▶ **Extrait du texte**
Fourrés des prés salés

Rédacteur : Jean Terrisse

Physionomie-écologie

En situations primaires, l’habitat existe sur les hauts schorres des fonds de baies dans la zone atteinte seulement par les hautes mers de vives eaux (coefficients de l’ordre de 90-100), sous la forme d’une frange plus ou moins large. En situations secondaires, dans les marais endigués, ses occurrences sont plus variables : linéaires le long des étiers ou en bordure de bassins salicoles ou conchylicoles récemment abandonnés ou encore exploités mais à gestion des rives peu intensive, voire peuplements spatiaux colonisant la totalité d’un ancien bassin lorsque l’hydraulique permet encore des arrivées occasionnelles d’eau marine. Le substrat est assez variable : généralement vaseux à sablo-vaseux, parfois enrichi en débris coquilliers (notamment dans les situations secondaires) ou en débris organiques grâce aux laisses de mer déposées par les grandes marées (situations primaires), il présente en général des périodes de dessication marquée en été.
Physionomiquement, il s’agit de fourrés bas à moyens (50cm à 150cm), dominés, selon les faciès, par l’une ou l’autre de 2 Chénopodiacées sous-frutescentes et crassulescentes :

  • la Salicorne ligneuse Sarcocornia fruticosa est un sous-arbrisseau méditerranéen-atlantique (limite nord en Bretagne), à nombreux rameaux dressés formant un buisson de couleur glauque caractéristique ;
  • la Soude arbrisseau Suaeda vera est un sous-arbrisseau de répartition également méditerranéenne-atlantique (mais qui remonte sporadiquement jusque sur le littoral de la Manche en Normandie), à nombreuses feuilles linéaires, subcylindriques et charnues.
    La stratification verticale est en général assez marquée, une strate herbacée ou ligneuse basse d’Agropyre piquant Elymus pycnanthus ou d’Obione Halimione portulacoides assurant la couverture du sol entre les arbustes.

▶ **Extrait source**
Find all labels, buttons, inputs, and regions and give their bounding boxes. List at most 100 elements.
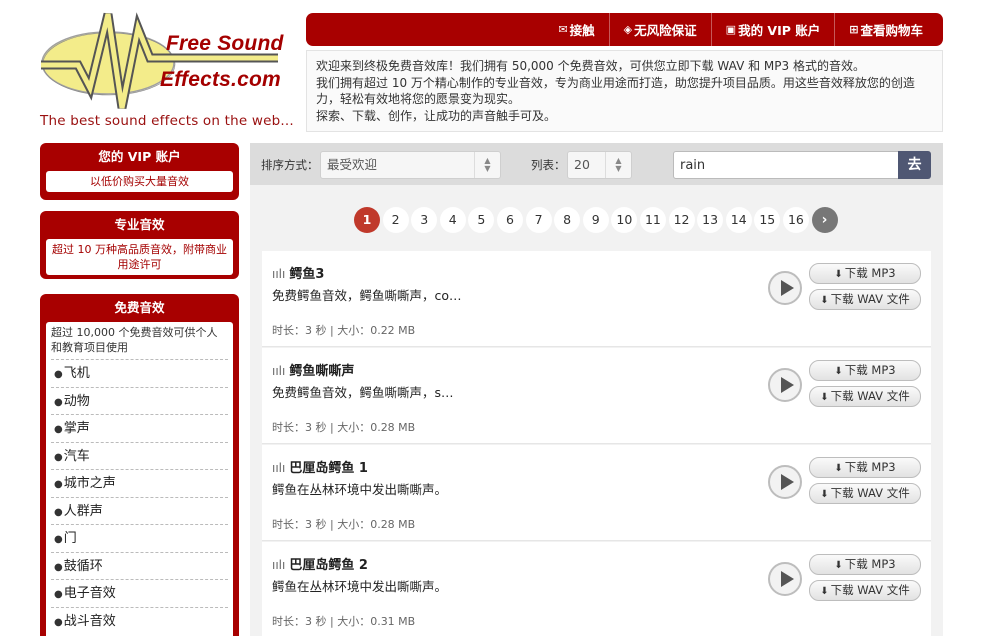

▶ **Consigne**
Relevez tous les noms scientifiques d'espèces végétales cités dans l'extrait sur les fourrés des prés salés. Les données ne servent pas pour cet exercice.

▶ **Réponse**
- Sarcocornia fruticosa
- Suaeda vera
- Elymus pycnanthus
- Halimione portulacoides